_Short exercise_.
How many lines of the material below contain the string "Appeared"? Answer with the number and nothing else.

_Rows_.
-- begin --

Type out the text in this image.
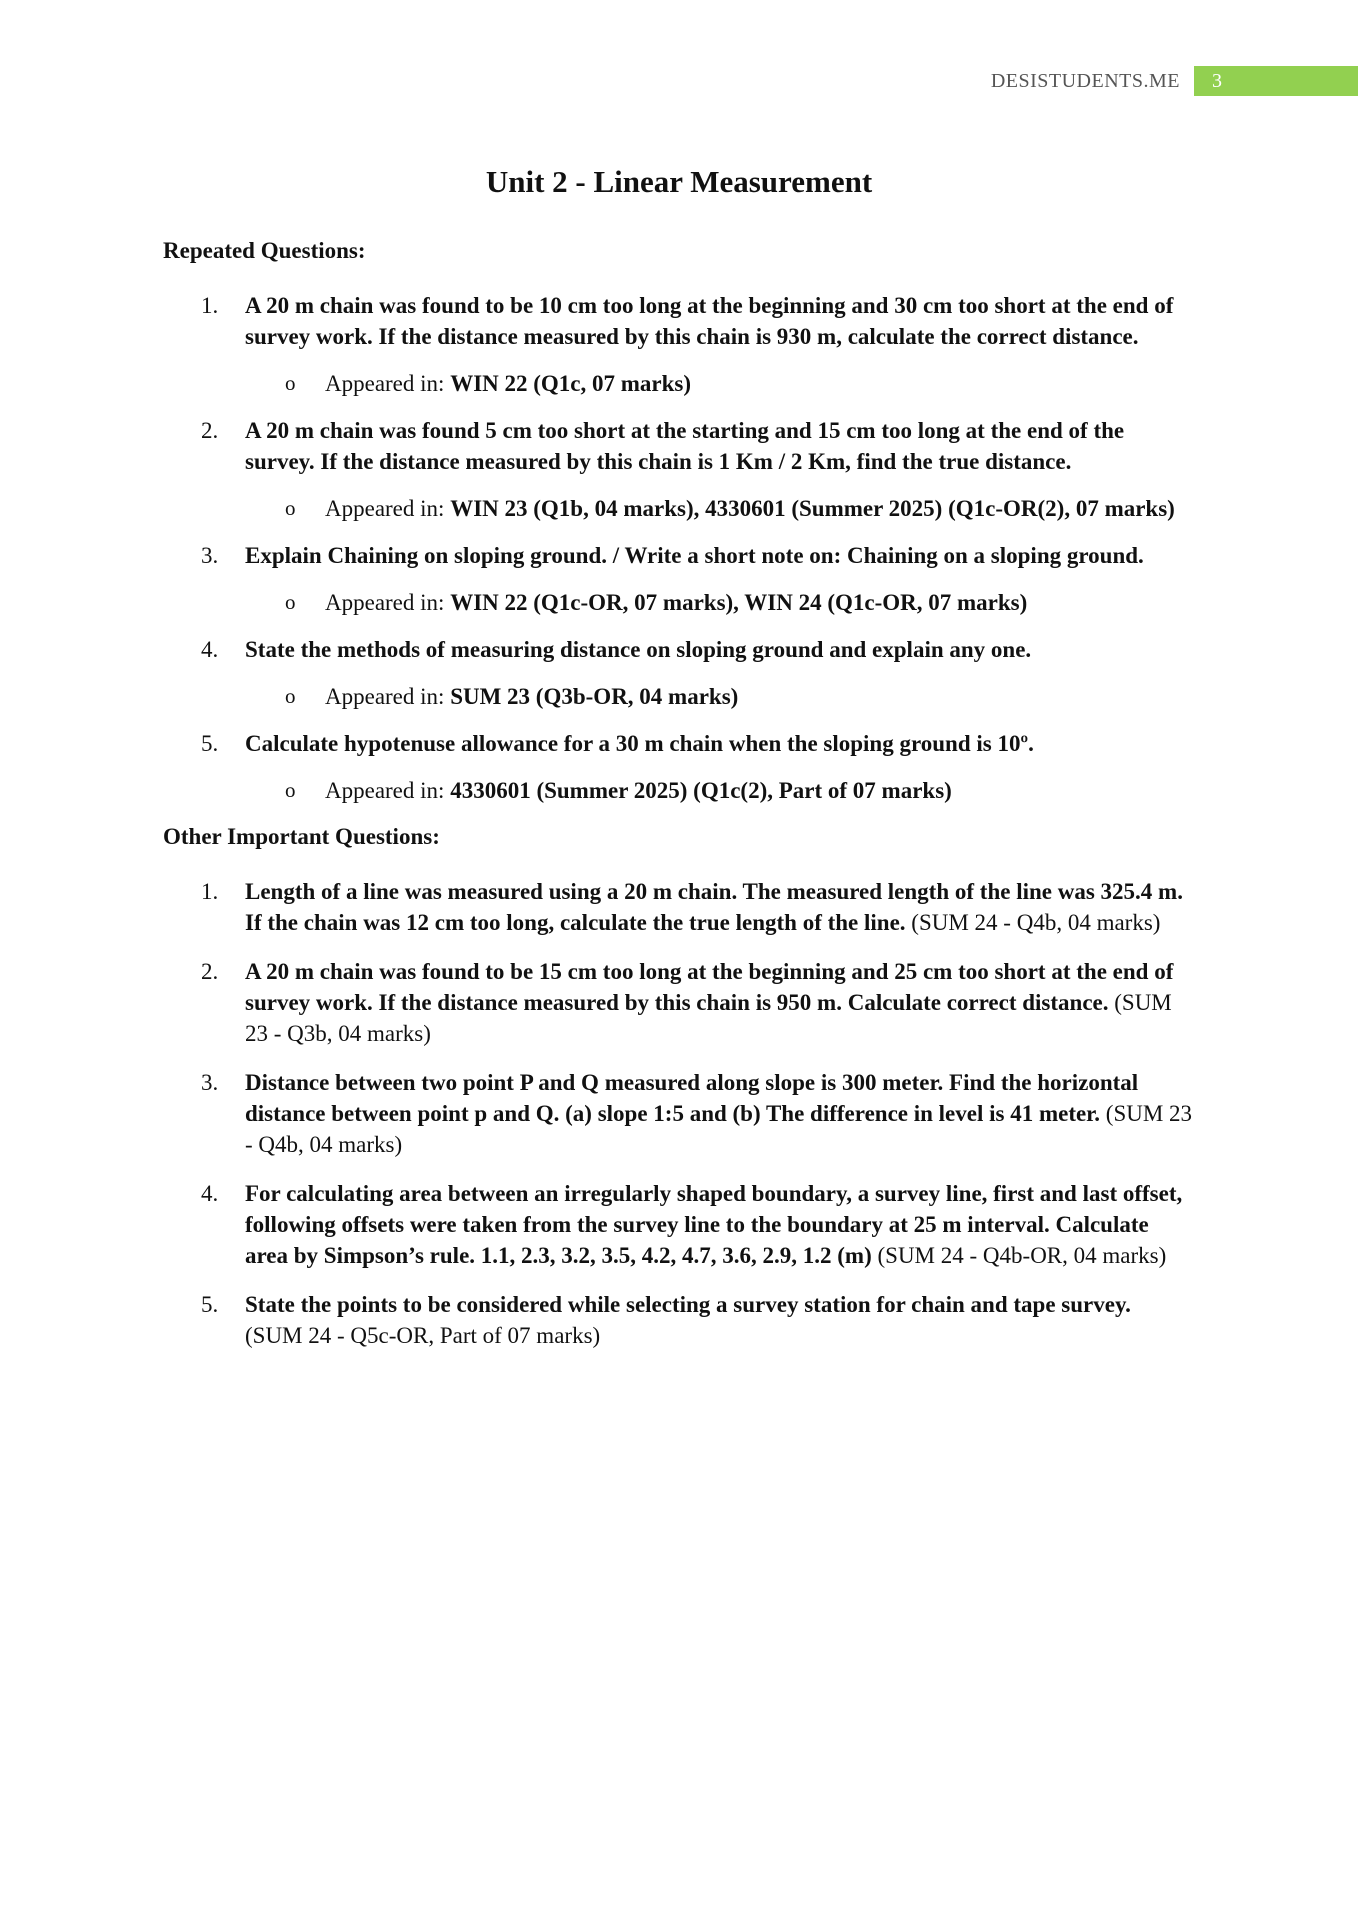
DESISTUDENTS.ME	3
Unit 2 - Linear Measurement
Repeated Questions:
1. A 20 m chain was found to be 10 cm too long at the beginning and 30 cm too short at the end of survey work. If the distance measured by this chain is 930 m, calculate the correct distance.
o Appeared in: WIN 22 (Q1c, 07 marks)
2. A 20 m chain was found 5 cm too short at the starting and 15 cm too long at the end of the survey. If the distance measured by this chain is 1 Km / 2 Km, find the true distance.
o Appeared in: WIN 23 (Q1b, 04 marks), 4330601 (Summer 2025) (Q1c-OR(2), 07 marks)
3. Explain Chaining on sloping ground. / Write a short note on: Chaining on a sloping ground.
o Appeared in: WIN 22 (Q1c-OR, 07 marks), WIN 24 (Q1c-OR, 07 marks)
4. State the methods of measuring distance on sloping ground and explain any one.
o Appeared in: SUM 23 (Q3b-OR, 04 marks)
5. Calculate hypotenuse allowance for a 30 m chain when the sloping ground is 10º.
o Appeared in: 4330601 (Summer 2025) (Q1c(2), Part of 07 marks)
Other Important Questions:
1. Length of a line was measured using a 20 m chain. The measured length of the line was 325.4 m. If the chain was 12 cm too long, calculate the true length of the line. (SUM 24 - Q4b, 04 marks)
2. A 20 m chain was found to be 15 cm too long at the beginning and 25 cm too short at the end of survey work. If the distance measured by this chain is 950 m. Calculate correct distance. (SUM 23 - Q3b, 04 marks)
3. Distance between two point P and Q measured along slope is 300 meter. Find the horizontal distance between point p and Q. (a) slope 1:5 and (b) The difference in level is 41 meter. (SUM 23 - Q4b, 04 marks)
4. For calculating area between an irregularly shaped boundary, a survey line, first and last offset, following offsets were taken from the survey line to the boundary at 25 m interval. Calculate area by Simpson’s rule. 1.1, 2.3, 3.2, 3.5, 4.2, 4.7, 3.6, 2.9, 1.2 (m) (SUM 24 - Q4b-OR, 04 marks)
5. State the points to be considered while selecting a survey station for chain and tape survey. (SUM 24 - Q5c-OR, Part of 07 marks)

-- end --

_Response to this exercise_.
5